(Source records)
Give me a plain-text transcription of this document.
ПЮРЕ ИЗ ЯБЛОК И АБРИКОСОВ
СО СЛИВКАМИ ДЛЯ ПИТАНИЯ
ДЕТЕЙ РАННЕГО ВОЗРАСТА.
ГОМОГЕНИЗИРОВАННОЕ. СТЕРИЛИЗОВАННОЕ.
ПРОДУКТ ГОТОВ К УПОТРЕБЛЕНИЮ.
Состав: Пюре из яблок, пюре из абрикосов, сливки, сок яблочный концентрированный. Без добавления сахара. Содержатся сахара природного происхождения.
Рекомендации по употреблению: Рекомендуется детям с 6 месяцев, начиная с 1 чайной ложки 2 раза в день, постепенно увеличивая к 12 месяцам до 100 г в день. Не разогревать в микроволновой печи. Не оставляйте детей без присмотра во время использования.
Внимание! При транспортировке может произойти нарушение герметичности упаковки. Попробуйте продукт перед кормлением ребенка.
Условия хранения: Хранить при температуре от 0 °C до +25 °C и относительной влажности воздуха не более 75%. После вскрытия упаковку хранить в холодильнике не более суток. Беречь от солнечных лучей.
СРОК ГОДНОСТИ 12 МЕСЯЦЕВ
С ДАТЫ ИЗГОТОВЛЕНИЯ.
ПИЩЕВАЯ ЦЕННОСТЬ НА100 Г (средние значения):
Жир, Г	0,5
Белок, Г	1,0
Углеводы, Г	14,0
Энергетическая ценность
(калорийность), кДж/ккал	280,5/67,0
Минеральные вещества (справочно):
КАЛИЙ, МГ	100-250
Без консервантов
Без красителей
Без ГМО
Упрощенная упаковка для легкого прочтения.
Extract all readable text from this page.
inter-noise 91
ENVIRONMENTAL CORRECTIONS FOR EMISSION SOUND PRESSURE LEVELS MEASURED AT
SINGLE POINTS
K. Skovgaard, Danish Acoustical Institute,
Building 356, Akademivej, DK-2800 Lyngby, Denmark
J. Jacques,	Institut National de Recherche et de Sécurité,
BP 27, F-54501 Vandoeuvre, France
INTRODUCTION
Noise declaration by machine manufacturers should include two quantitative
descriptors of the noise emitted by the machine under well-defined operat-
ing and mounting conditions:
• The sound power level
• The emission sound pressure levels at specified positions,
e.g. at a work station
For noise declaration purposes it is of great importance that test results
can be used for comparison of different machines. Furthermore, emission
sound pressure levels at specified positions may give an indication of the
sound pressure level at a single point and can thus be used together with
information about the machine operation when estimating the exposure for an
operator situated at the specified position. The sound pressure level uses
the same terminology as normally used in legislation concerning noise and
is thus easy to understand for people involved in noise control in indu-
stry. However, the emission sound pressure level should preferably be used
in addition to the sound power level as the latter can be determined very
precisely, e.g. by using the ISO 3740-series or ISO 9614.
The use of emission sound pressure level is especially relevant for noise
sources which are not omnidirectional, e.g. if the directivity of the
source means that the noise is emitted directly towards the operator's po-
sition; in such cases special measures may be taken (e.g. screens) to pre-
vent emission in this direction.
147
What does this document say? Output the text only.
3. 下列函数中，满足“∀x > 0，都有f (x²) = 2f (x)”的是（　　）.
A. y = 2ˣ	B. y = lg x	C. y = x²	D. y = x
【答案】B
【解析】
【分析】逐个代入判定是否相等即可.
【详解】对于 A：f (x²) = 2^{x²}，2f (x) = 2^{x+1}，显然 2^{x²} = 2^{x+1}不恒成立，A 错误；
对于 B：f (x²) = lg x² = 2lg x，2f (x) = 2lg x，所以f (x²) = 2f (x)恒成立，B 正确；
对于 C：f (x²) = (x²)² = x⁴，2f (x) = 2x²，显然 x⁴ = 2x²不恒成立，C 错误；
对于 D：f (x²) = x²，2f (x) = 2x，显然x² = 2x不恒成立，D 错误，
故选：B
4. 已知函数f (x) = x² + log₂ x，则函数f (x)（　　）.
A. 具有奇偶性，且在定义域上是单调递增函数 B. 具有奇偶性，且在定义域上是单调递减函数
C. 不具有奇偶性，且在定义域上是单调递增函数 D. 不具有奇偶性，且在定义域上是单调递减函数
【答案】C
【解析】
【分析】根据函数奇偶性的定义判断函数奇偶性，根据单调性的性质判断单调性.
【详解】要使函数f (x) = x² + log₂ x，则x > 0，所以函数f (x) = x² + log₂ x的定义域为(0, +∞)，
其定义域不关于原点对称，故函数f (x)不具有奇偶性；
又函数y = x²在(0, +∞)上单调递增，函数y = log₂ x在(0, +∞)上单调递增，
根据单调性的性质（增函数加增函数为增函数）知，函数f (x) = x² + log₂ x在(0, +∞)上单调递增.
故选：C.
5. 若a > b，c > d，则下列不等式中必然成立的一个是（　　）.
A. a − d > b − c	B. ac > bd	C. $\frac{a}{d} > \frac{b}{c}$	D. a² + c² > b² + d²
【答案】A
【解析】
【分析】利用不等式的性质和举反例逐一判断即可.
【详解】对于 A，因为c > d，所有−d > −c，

▶ _Goal_
Copy out each line above, character for character.

▶ _Worked answer_
Give me a plain-text transcription of this document.
ПЮРЕ ИЗ ЯБЛОК И АБРИКОСОВ
СО СЛИВКАМИ ДЛЯ ПИТАНИЯ
ДЕТЕЙ РАННЕГО ВОЗРАСТА.
ГОМОГЕНИЗИРОВАННОЕ. СТЕРИЛИЗОВАННОЕ.
ПРОДУКТ ГОТОВ К УПОТРЕБЛЕНИЮ.
Состав: Пюре из яблок, пюре из абрикосов, сливки, сок яблочный концентрированный. Без добавления сахара. Содержатся сахара природного происхождения.
Рекомендации по употреблению: Рекомендуется детям с 6 месяцев, начиная с 1 чайной ложки 2 раза в день, постепенно увеличивая к 12 месяцам до 100 г в день. Не разогревать в микроволновой печи. Не оставляйте детей без присмотра во время использования.
Внимание! При транспортировке может произойти нарушение герметичности упаковки. Попробуйте продукт перед кормлением ребенка.
Условия хранения: Хранить при температуре от 0 °C до +25 °C и относительной влажности воздуха не более 75%. После вскрытия упаковку хранить в холодильнике не более суток. Беречь от солнечных лучей.
СРОК ГОДНОСТИ 12 МЕСЯЦЕВ
С ДАТЫ ИЗГОТОВЛЕНИЯ.
ПИЩЕВАЯ ЦЕННОСТЬ НА100 Г (средние значения):
Жир, Г	0,5
Белок, Г	1,0
Углеводы, Г	14,0
Энергетическая ценность
(калорийность), кДж/ккал	280,5/67,0
Минеральные вещества (справочно):
КАЛИЙ, МГ	100-250
Без консервантов
Без красителей
Без ГМО
Упрощенная упаковка для легкого прочтения.
Extract all readable text from this page.
inter-noise 91
ENVIRONMENTAL CORRECTIONS FOR EMISSION SOUND PRESSURE LEVELS MEASURED AT
SINGLE POINTS
K. Skovgaard, Danish Acoustical Institute,
Building 356, Akademivej, DK-2800 Lyngby, Denmark
J. Jacques,	Institut National de Recherche et de Sécurité,
BP 27, F-54501 Vandoeuvre, France
INTRODUCTION
Noise declaration by machine manufacturers should include two quantitative
descriptors of the noise emitted by the machine under well-defined operat-
ing and mounting conditions:
• The sound power level
• The emission sound pressure levels at specified positions,
e.g. at a work station
For noise declaration purposes it is of great importance that test results
can be used for comparison of different machines. Furthermore, emission
sound pressure levels at specified positions may give an indication of the
sound pressure level at a single point and can thus be used together with
information about the machine operation when estimating the exposure for an
operator situated at the specified position. The sound pressure level uses
the same terminology as normally used in legislation concerning noise and
is thus easy to understand for people involved in noise control in indu-
stry. However, the emission sound pressure level should preferably be used
in addition to the sound power level as the latter can be determined very
precisely, e.g. by using the ISO 3740-series or ISO 9614.
The use of emission sound pressure level is especially relevant for noise
sources which are not omnidirectional, e.g. if the directivity of the
source means that the noise is emitted directly towards the operator's po-
sition; in such cases special measures may be taken (e.g. screens) to pre-
vent emission in this direction.
147
What does this document say? Output the text only.
3. 下列函数中，满足“∀x > 0，都有f (x²) = 2f (x)”的是（　　）.
A. y = 2ˣ	B. y = lg x	C. y = x²	D. y = x
【答案】B
【解析】
【分析】逐个代入判定是否相等即可.
【详解】对于 A：f (x²) = 2^{x²}，2f (x) = 2^{x+1}，显然 2^{x²} = 2^{x+1}不恒成立，A 错误；
对于 B：f (x²) = lg x² = 2lg x，2f (x) = 2lg x，所以f (x²) = 2f (x)恒成立，B 正确；
对于 C：f (x²) = (x²)² = x⁴，2f (x) = 2x²，显然 x⁴ = 2x²不恒成立，C 错误；
对于 D：f (x²) = x²，2f (x) = 2x，显然x² = 2x不恒成立，D 错误，
故选：B
4. 已知函数f (x) = x² + log₂ x，则函数f (x)（　　）.
A. 具有奇偶性，且在定义域上是单调递增函数 B. 具有奇偶性，且在定义域上是单调递减函数
C. 不具有奇偶性，且在定义域上是单调递增函数 D. 不具有奇偶性，且在定义域上是单调递减函数
【答案】C
【解析】
【分析】根据函数奇偶性的定义判断函数奇偶性，根据单调性的性质判断单调性.
【详解】要使函数f (x) = x² + log₂ x，则x > 0，所以函数f (x) = x² + log₂ x的定义域为(0, +∞)，
其定义域不关于原点对称，故函数f (x)不具有奇偶性；
又函数y = x²在(0, +∞)上单调递增，函数y = log₂ x在(0, +∞)上单调递增，
根据单调性的性质（增函数加增函数为增函数）知，函数f (x) = x² + log₂ x在(0, +∞)上单调递增.
故选：C.
5. 若a > b，c > d，则下列不等式中必然成立的一个是（　　）.
A. a − d > b − c	B. ac > bd	C. $\frac{a}{d} > \frac{b}{c}$	D. a² + c² > b² + d²
【答案】A
【解析】
【分析】利用不等式的性质和举反例逐一判断即可.
【详解】对于 A，因为c > d，所有−d > −c，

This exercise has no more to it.